(Raw records)
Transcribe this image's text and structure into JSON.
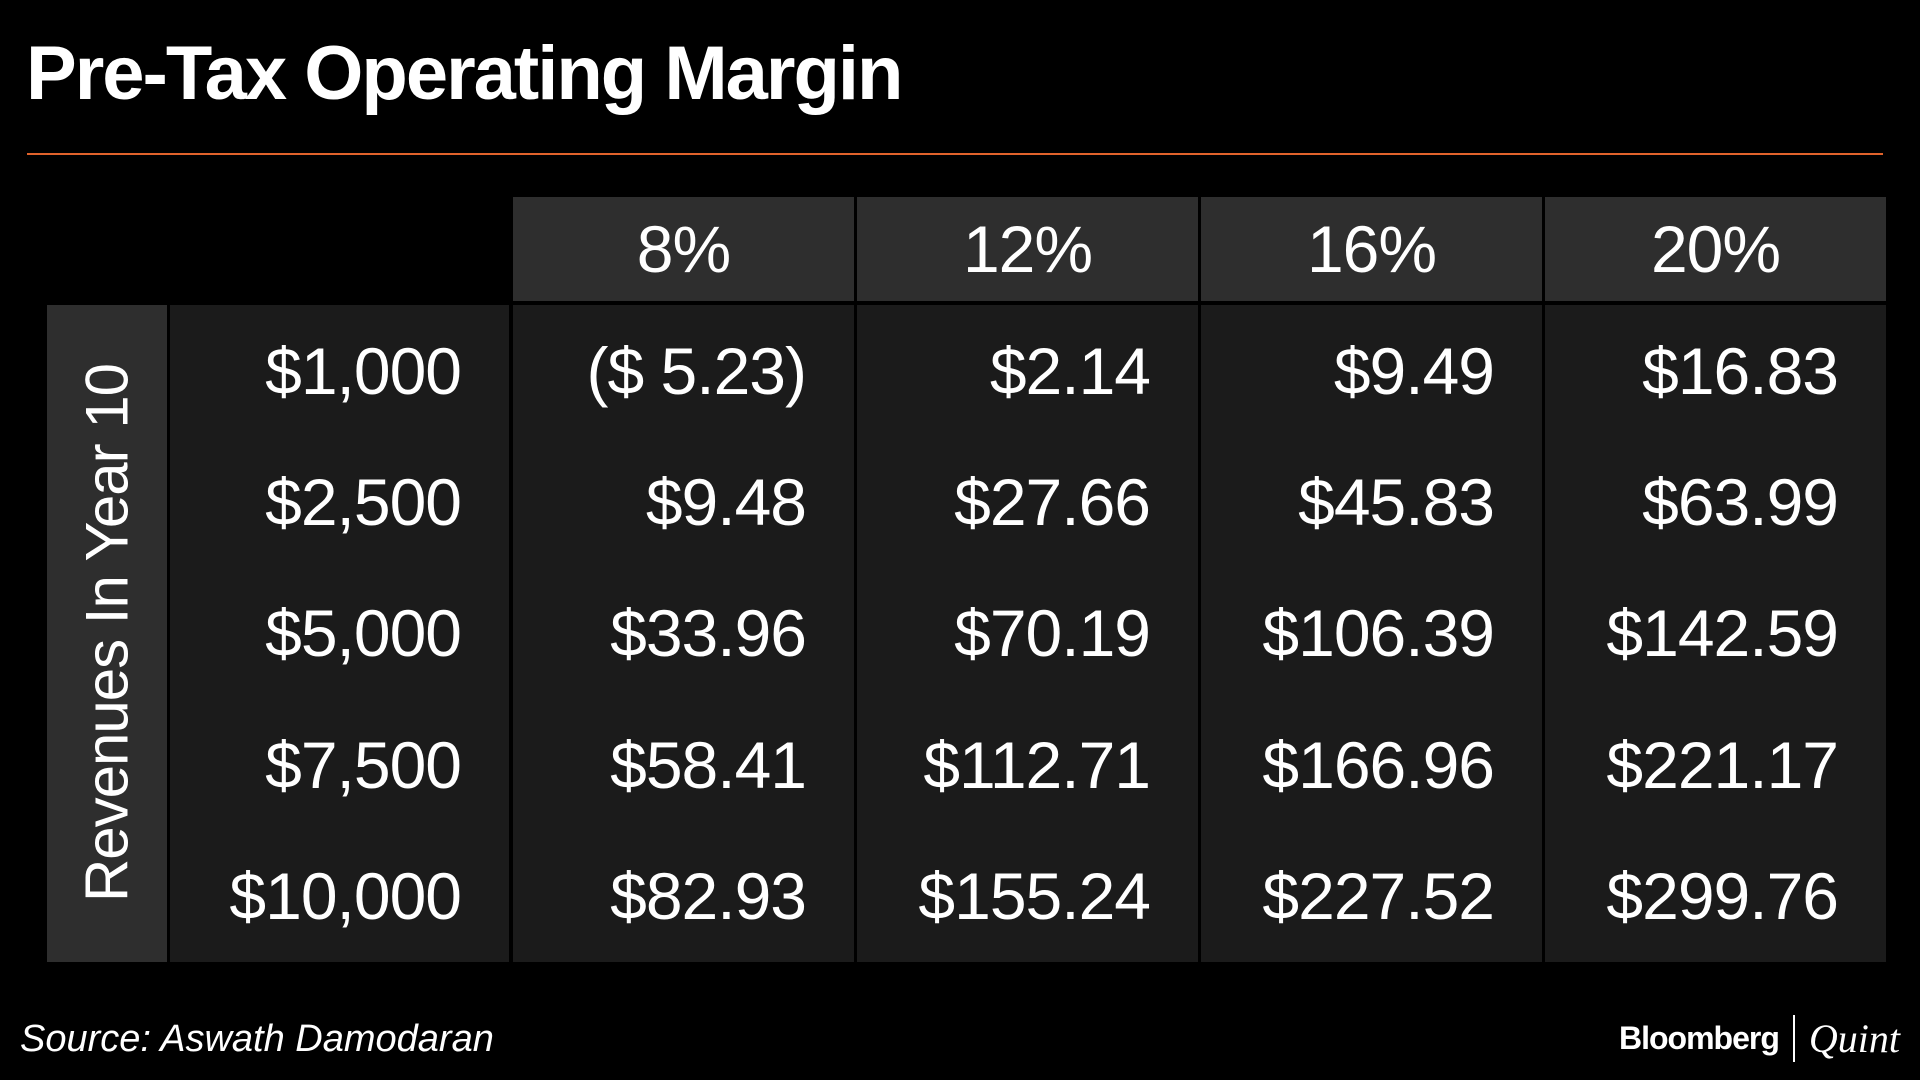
{
  "header": {
    "title": "Pre-Tax Operating Margin"
  },
  "table": {
    "row_label": "Revenues In Year 10",
    "columns": [
      "8%",
      "12%",
      "16%",
      "20%"
    ],
    "rows": [
      {
        "label": "$1,000",
        "cells": [
          "($ 5.23)",
          "$2.14",
          "$9.49",
          "$16.83"
        ]
      },
      {
        "label": "$2,500",
        "cells": [
          "$9.48",
          "$27.66",
          "$45.83",
          "$63.99"
        ]
      },
      {
        "label": "$5,000",
        "cells": [
          "$33.96",
          "$70.19",
          "$106.39",
          "$142.59"
        ]
      },
      {
        "label": "$7,500",
        "cells": [
          "$58.41",
          "$112.71",
          "$166.96",
          "$221.17"
        ]
      },
      {
        "label": "$10,000",
        "cells": [
          "$82.93",
          "$155.24",
          "$227.52",
          "$299.76"
        ]
      }
    ]
  },
  "footer": {
    "source": "Source: Aswath Damodaran",
    "brand": "Bloomberg",
    "brand_suffix": "Quint"
  }
}
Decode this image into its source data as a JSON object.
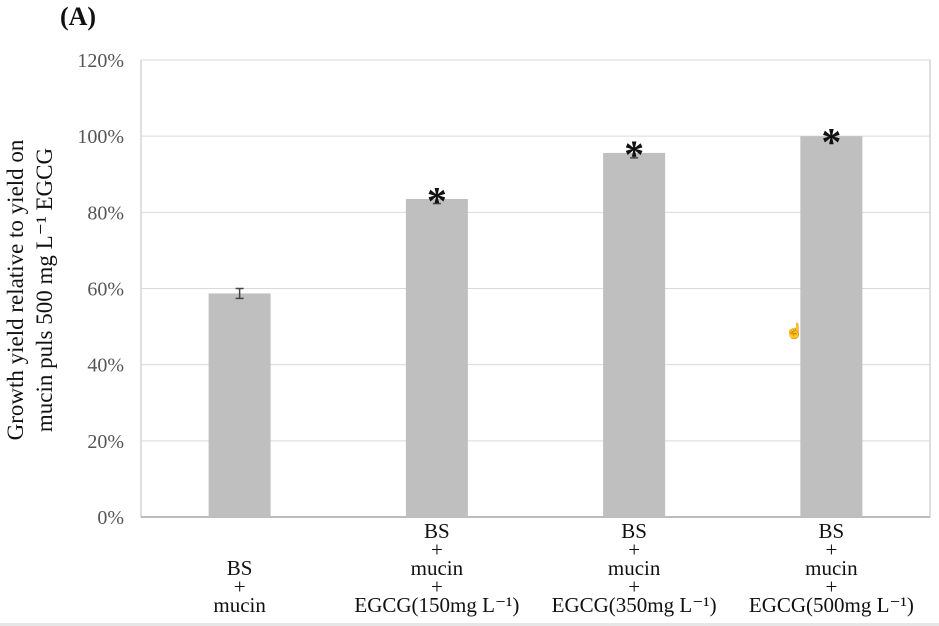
{
  "panel_label": "(A)",
  "cursor_icon": "hand-cursor-icon",
  "colors": {
    "bar": "#bfbfbf",
    "grid": "#d9d9d9",
    "axis": "#bfbfbf",
    "text": "#111111",
    "error": "#444444"
  },
  "chart_data": {
    "type": "bar",
    "ylabel_lines": [
      "Growth yield relative to yield on",
      "mucin puls 500 mg L⁻¹ EGCG"
    ],
    "yticks": [
      "0%",
      "20%",
      "40%",
      "60%",
      "80%",
      "100%",
      "120%"
    ],
    "ylim": [
      0,
      120
    ],
    "grid": true,
    "categories": [
      {
        "lines": [
          "BS",
          "+",
          "mucin"
        ]
      },
      {
        "lines": [
          "BS",
          "+",
          "mucin",
          "+",
          "EGCG(150mg L⁻¹)"
        ]
      },
      {
        "lines": [
          "BS",
          "+",
          "mucin",
          "+",
          "EGCG(350mg L⁻¹)"
        ]
      },
      {
        "lines": [
          "BS",
          "+",
          "mucin",
          "+",
          "EGCG(500mg L⁻¹)"
        ]
      }
    ],
    "values": [
      58.7,
      83.5,
      95.6,
      100
    ],
    "errors": [
      1.3,
      1.2,
      1.3,
      0.2
    ],
    "annotations": [
      "",
      "*",
      "*",
      "*"
    ]
  }
}
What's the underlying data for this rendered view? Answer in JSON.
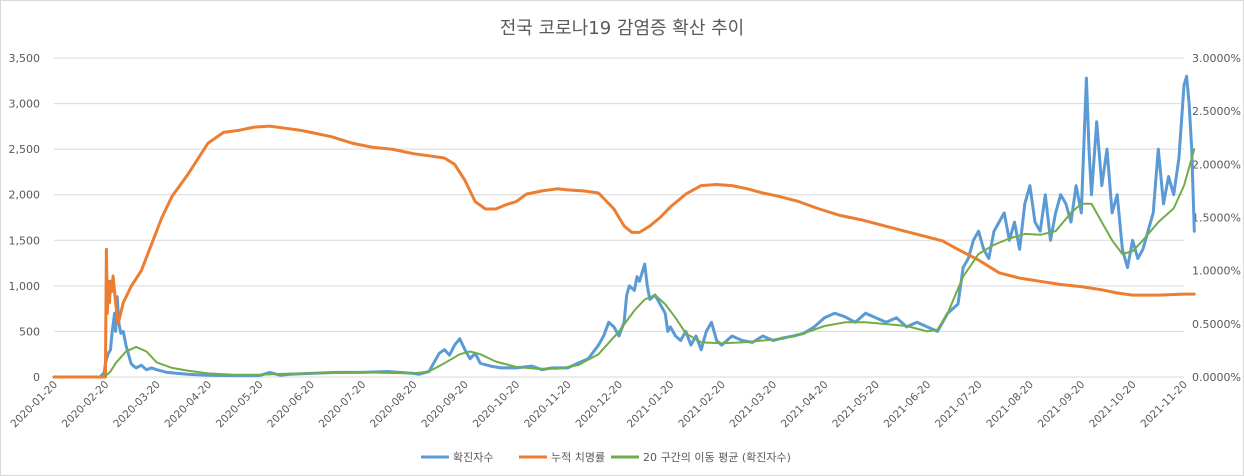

- **WRITTEN REQUEST**
All of the records above must be copied exactly, except for the pictures.

- **FINAL ANSWER**
Transcribe this image's text and structure into JSON.
{
  "header": {
    "title": "Pre-Tax Operating Margin"
  },
  "table": {
    "row_label": "Revenues In Year 10",
    "columns": [
      "8%",
      "12%",
      "16%",
      "20%"
    ],
    "rows": [
      {
        "label": "$1,000",
        "cells": [
          "($ 5.23)",
          "$2.14",
          "$9.49",
          "$16.83"
        ]
      },
      {
        "label": "$2,500",
        "cells": [
          "$9.48",
          "$27.66",
          "$45.83",
          "$63.99"
        ]
      },
      {
        "label": "$5,000",
        "cells": [
          "$33.96",
          "$70.19",
          "$106.39",
          "$142.59"
        ]
      },
      {
        "label": "$7,500",
        "cells": [
          "$58.41",
          "$112.71",
          "$166.96",
          "$221.17"
        ]
      },
      {
        "label": "$10,000",
        "cells": [
          "$82.93",
          "$155.24",
          "$227.52",
          "$299.76"
        ]
      }
    ]
  },
  "footer": {
    "source": "Source: Aswath Damodaran",
    "brand": "Bloomberg",
    "brand_suffix": "Quint"
  }
}
Decode this image into its source data as a JSON object.
{
  "panel_label": "(A)",
  "cursor_icon": "hand-cursor-icon",
  "colors": {
    "bar": "#bfbfbf",
    "grid": "#d9d9d9",
    "axis": "#bfbfbf",
    "text": "#111111",
    "error": "#444444"
  },
  "chart_data": {
    "type": "bar",
    "ylabel_lines": [
      "Growth yield relative to yield on",
      "mucin puls 500 mg L⁻¹ EGCG"
    ],
    "yticks": [
      "0%",
      "20%",
      "40%",
      "60%",
      "80%",
      "100%",
      "120%"
    ],
    "ylim": [
      0,
      120
    ],
    "grid": true,
    "categories": [
      {
        "lines": [
          "BS",
          "+",
          "mucin"
        ]
      },
      {
        "lines": [
          "BS",
          "+",
          "mucin",
          "+",
          "EGCG(150mg L⁻¹)"
        ]
      },
      {
        "lines": [
          "BS",
          "+",
          "mucin",
          "+",
          "EGCG(350mg L⁻¹)"
        ]
      },
      {
        "lines": [
          "BS",
          "+",
          "mucin",
          "+",
          "EGCG(500mg L⁻¹)"
        ]
      }
    ],
    "values": [
      58.7,
      83.5,
      95.6,
      100
    ],
    "errors": [
      1.3,
      1.2,
      1.3,
      0.2
    ],
    "annotations": [
      "",
      "*",
      "*",
      "*"
    ]
  }
}
What's the underlying data for this rendered view? Answer in JSON.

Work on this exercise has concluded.